La faïence de Forges-les-Eaux

L’histoire des faïenciers de Forges-les-Eaux est indissociable de celle des familles Ledoux et Wood.
Profitant des riches gisements d’argile parfois déjà exploités avant lui, Georges Wood, un anglais et Isabelle Bagnall, son épouse, créent à Forges-les-Eaux en 1797 une manufacture de faïence fine qui sera concurrencée par plusieurs autres fabriques de faïence rachetées ensuite par les successeurs de Wood, les Ledoux.
Parmi celles ci, l’une va continuer jusqu’en 1856 à fabriquer de la faïence fine alors que d’autres vont se spécialiser dans la faïence plus grossière dite à « cul noir ».
Pour parvenir à abaisser le prix de vente de ce produit, les faïenciers trempent le dos des plats dans de l’oxyde de manganèse qui en cuisant donnera du noir ou du brun foncé alors que l’émaillage du dessus des plats se fait avec un mélange d’oxyde d’étain et d’oxyde de plomb beaucoup plus coûteux sur lequel le décor est posé.

* _EXTRAITS D'ENREGISTREMENTS_
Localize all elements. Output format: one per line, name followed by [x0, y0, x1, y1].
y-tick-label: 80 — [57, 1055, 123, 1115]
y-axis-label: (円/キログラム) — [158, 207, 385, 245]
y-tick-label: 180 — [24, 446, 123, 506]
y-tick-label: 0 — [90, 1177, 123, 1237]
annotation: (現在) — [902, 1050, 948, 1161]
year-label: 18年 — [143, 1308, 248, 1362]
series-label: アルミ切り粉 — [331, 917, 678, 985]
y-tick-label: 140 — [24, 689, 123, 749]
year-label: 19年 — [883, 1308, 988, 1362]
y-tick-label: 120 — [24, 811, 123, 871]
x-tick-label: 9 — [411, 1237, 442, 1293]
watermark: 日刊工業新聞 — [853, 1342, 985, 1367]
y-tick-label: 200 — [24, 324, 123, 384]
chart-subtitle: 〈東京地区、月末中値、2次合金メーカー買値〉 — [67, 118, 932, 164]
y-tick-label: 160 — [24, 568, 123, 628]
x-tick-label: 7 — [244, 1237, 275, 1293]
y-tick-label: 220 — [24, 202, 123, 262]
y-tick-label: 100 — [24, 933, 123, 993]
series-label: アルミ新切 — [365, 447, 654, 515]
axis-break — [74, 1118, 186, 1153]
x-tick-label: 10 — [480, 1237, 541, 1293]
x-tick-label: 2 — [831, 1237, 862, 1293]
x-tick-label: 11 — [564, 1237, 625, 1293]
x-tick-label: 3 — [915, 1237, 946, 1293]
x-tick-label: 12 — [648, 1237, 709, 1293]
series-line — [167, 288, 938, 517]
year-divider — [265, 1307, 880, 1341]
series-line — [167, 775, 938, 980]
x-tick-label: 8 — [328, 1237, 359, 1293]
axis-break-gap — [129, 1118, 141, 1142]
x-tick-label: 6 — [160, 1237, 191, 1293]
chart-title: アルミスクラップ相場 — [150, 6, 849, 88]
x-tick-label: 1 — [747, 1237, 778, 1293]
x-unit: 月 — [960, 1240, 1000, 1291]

* _SÉRIE DE CONSIGNES_
(A) D'après le passage cité sur la faïence de Forges-les-Eaux, dans quelle substance les faïenciers trempent-ils le dos des plats pour en abaisser le prix de vente ?
(B) Prolongez le texte sur la faïence de Forges-les-Eaux après sa dernière phrase.

* _RÉPONSES_
(A) Dans de l'oxyde de manganèse.

(B)
La production de ce type de faïence se poursuivra jusque dans les années 1890 et donnera lieu à des décors naïfs.
Cette production rencontre un vif succès auprès d’un public assez populaire et l’on peut dire, qu’en milieu rural, chaque maison avait un plat de Forges à cul-noir placé, soit sur le vaisselier, soit accroché sur un mur.
En dehors de la famille Ledoux-Wood, il a existé, de l’autre coté de la rue des sources, une autre faïencerie qui est toujours restée indépendante : celle de Jacques Victor Tampico reprise par la famille Bigot. Elle a produit des faïences à cul noir parfois assez proches de celles qui sont fabriquées par les Wood mais aussi des pièces originales parfois humoristiques et de la faïence culinaire caractérisée par sa couleur jaune marbré de brun qui a donné des plats, des terrines, des écuelles et des pots.